Requirement: Scan each line of the records for the word "this" and extract the ones that have it.

Records to process:

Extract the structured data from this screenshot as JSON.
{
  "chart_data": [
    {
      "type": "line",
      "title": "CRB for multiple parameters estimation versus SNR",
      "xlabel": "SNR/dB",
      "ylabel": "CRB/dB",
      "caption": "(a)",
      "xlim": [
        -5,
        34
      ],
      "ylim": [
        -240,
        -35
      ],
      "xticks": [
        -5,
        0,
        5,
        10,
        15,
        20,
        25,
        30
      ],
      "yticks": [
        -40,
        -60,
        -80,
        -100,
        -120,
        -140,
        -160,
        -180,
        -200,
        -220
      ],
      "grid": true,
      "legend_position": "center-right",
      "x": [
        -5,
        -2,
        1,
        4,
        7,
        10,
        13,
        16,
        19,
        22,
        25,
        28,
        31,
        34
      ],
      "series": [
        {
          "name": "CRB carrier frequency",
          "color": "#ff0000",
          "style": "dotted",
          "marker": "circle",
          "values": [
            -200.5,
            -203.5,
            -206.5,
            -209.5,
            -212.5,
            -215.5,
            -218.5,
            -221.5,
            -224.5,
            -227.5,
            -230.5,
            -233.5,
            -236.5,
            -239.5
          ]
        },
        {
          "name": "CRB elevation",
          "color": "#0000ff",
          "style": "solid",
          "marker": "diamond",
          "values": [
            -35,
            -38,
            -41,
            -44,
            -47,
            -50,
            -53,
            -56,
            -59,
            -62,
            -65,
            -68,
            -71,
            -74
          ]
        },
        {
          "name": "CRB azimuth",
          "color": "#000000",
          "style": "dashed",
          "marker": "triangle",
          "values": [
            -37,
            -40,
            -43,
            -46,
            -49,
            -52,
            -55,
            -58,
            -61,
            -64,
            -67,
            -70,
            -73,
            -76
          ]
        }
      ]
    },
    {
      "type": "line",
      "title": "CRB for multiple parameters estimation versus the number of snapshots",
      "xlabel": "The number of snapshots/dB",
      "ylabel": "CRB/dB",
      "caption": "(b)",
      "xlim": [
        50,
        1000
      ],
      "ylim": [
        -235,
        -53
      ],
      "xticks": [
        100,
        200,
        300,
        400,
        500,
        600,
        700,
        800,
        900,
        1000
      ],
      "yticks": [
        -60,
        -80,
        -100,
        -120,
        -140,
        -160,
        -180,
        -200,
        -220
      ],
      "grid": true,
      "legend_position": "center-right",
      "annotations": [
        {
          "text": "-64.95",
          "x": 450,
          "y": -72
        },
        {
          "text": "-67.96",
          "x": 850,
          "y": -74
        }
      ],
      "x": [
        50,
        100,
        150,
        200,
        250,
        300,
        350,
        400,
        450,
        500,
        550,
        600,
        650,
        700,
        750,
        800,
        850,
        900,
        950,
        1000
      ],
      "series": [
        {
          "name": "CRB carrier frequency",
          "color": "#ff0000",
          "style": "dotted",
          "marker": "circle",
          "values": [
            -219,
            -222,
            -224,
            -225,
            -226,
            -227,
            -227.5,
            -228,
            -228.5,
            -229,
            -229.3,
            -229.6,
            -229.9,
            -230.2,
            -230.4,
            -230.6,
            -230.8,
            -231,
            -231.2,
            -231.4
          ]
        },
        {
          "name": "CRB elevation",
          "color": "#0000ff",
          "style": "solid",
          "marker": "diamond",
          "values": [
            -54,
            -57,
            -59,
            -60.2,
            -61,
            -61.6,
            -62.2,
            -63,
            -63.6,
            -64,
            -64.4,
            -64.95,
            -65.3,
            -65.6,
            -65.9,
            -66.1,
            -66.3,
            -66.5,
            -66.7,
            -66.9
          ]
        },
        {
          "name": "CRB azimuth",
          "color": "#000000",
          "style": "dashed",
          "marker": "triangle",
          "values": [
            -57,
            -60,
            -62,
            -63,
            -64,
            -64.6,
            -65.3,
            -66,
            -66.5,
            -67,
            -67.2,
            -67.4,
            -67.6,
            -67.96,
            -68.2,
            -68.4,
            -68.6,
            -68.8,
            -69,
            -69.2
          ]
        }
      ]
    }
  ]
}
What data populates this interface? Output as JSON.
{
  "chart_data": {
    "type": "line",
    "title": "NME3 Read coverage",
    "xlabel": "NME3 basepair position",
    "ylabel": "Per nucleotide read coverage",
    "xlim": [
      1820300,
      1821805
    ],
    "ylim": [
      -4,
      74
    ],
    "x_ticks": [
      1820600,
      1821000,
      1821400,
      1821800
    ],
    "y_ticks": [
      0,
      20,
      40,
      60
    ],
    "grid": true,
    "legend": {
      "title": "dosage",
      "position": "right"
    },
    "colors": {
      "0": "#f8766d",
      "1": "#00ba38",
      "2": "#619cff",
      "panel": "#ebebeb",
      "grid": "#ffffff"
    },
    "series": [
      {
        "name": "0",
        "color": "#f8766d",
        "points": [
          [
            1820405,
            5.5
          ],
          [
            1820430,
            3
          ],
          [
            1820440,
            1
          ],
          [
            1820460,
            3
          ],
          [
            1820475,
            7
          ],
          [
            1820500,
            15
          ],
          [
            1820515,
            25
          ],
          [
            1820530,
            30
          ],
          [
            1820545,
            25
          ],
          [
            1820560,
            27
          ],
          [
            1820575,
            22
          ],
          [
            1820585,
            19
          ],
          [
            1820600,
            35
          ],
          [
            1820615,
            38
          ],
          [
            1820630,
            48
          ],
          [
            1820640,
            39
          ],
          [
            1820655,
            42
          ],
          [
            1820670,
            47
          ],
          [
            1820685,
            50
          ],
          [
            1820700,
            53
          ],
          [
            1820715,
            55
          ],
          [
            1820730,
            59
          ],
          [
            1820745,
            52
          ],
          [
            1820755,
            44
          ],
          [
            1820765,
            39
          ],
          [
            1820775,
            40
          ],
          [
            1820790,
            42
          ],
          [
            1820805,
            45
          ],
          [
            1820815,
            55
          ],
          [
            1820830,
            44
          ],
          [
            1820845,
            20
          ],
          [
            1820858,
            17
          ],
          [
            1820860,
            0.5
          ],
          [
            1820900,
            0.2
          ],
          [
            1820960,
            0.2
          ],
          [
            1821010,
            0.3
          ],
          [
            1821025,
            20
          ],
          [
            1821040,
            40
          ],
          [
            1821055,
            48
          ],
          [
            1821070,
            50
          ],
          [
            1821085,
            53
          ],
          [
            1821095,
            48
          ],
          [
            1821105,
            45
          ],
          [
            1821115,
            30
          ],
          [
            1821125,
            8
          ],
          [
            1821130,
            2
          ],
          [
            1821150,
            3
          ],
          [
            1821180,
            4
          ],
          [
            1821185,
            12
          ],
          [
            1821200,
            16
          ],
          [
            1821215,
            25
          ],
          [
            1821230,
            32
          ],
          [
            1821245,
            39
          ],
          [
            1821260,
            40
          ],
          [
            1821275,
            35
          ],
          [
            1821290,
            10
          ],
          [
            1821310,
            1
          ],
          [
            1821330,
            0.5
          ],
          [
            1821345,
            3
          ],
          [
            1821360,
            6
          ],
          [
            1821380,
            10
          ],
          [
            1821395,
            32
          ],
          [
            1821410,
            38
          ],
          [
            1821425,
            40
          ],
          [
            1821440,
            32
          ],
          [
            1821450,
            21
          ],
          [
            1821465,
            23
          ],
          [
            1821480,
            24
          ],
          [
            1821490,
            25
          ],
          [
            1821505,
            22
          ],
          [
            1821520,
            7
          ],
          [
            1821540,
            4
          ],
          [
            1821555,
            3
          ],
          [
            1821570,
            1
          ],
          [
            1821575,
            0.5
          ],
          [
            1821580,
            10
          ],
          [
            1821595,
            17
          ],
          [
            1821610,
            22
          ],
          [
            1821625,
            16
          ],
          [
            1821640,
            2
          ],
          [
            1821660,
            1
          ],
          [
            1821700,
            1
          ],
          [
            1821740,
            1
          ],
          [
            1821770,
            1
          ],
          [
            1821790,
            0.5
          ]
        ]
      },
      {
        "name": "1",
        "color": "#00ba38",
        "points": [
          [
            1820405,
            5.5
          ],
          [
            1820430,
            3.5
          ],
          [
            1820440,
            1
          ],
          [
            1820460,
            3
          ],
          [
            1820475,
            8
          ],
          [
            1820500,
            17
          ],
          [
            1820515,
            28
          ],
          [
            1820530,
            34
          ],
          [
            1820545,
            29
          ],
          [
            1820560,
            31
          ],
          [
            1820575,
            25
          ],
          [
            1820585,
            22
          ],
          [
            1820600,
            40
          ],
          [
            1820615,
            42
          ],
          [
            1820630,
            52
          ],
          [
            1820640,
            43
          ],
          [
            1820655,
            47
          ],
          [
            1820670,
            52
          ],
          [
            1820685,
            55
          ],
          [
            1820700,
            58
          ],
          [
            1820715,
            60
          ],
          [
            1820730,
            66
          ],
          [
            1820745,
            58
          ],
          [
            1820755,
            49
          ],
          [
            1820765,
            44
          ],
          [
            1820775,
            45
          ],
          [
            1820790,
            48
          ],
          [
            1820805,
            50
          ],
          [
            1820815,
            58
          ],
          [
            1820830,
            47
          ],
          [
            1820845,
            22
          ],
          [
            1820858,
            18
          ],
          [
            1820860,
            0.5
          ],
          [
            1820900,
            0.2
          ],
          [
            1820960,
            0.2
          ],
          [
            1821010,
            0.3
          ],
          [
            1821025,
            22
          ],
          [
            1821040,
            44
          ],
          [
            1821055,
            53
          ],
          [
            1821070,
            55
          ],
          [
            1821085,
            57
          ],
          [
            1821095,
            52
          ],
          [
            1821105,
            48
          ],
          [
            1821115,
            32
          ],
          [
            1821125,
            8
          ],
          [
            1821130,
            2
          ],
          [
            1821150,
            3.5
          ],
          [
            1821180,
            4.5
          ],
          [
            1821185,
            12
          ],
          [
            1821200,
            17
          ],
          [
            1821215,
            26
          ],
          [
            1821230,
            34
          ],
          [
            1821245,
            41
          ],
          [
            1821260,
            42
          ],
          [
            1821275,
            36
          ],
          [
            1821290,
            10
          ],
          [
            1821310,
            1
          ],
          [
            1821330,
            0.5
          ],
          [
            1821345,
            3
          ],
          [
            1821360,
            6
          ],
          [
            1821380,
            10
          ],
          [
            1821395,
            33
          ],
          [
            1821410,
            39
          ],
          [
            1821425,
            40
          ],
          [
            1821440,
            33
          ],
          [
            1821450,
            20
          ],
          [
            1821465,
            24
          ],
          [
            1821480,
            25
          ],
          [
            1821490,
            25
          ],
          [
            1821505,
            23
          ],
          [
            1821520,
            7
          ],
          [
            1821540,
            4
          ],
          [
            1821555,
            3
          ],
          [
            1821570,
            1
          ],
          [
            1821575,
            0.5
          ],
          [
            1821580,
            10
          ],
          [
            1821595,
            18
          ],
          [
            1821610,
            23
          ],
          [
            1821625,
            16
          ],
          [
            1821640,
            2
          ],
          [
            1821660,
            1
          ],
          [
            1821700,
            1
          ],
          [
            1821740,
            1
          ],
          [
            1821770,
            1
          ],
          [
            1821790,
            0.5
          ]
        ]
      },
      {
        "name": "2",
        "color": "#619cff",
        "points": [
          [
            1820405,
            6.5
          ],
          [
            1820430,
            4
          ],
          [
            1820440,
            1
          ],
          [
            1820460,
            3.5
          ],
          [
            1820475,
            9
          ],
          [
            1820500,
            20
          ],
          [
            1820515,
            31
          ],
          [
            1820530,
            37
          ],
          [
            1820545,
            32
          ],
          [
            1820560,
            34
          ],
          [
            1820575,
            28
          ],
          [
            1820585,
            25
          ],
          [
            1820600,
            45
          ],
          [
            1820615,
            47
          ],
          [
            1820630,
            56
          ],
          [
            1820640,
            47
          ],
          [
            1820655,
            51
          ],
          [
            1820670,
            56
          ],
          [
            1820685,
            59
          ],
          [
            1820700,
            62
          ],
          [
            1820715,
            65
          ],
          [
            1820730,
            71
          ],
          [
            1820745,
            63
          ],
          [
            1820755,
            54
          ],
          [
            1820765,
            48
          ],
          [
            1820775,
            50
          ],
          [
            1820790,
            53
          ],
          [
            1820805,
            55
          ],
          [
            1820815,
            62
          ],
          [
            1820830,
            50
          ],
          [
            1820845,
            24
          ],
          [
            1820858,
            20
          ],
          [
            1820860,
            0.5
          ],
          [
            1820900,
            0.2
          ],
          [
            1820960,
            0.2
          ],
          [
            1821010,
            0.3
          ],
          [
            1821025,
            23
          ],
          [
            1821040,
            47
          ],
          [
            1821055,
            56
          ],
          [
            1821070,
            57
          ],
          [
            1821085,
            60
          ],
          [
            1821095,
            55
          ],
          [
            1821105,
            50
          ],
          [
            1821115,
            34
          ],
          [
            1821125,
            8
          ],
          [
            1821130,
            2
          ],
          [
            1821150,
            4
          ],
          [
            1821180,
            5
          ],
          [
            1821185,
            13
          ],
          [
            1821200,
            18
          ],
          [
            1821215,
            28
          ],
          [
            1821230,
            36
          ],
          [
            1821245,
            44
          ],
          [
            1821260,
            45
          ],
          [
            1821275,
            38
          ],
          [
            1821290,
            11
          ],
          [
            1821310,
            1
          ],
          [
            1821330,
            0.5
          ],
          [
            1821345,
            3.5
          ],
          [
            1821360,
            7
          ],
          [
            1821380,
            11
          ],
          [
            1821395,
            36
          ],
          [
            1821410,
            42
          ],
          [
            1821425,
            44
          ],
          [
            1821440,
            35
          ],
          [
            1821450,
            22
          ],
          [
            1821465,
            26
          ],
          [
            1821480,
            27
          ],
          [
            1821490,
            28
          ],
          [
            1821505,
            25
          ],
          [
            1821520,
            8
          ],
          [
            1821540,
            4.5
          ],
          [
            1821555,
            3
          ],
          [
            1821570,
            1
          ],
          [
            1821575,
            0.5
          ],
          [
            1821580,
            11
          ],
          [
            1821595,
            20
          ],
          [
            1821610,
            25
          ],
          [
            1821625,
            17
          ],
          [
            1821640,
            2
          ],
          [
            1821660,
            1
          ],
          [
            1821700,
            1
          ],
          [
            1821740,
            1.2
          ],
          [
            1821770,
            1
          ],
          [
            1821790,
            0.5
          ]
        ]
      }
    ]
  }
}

Written reply:
Extract the structured data from this screenshot as JSON.
What data populates this interface? Output as JSON.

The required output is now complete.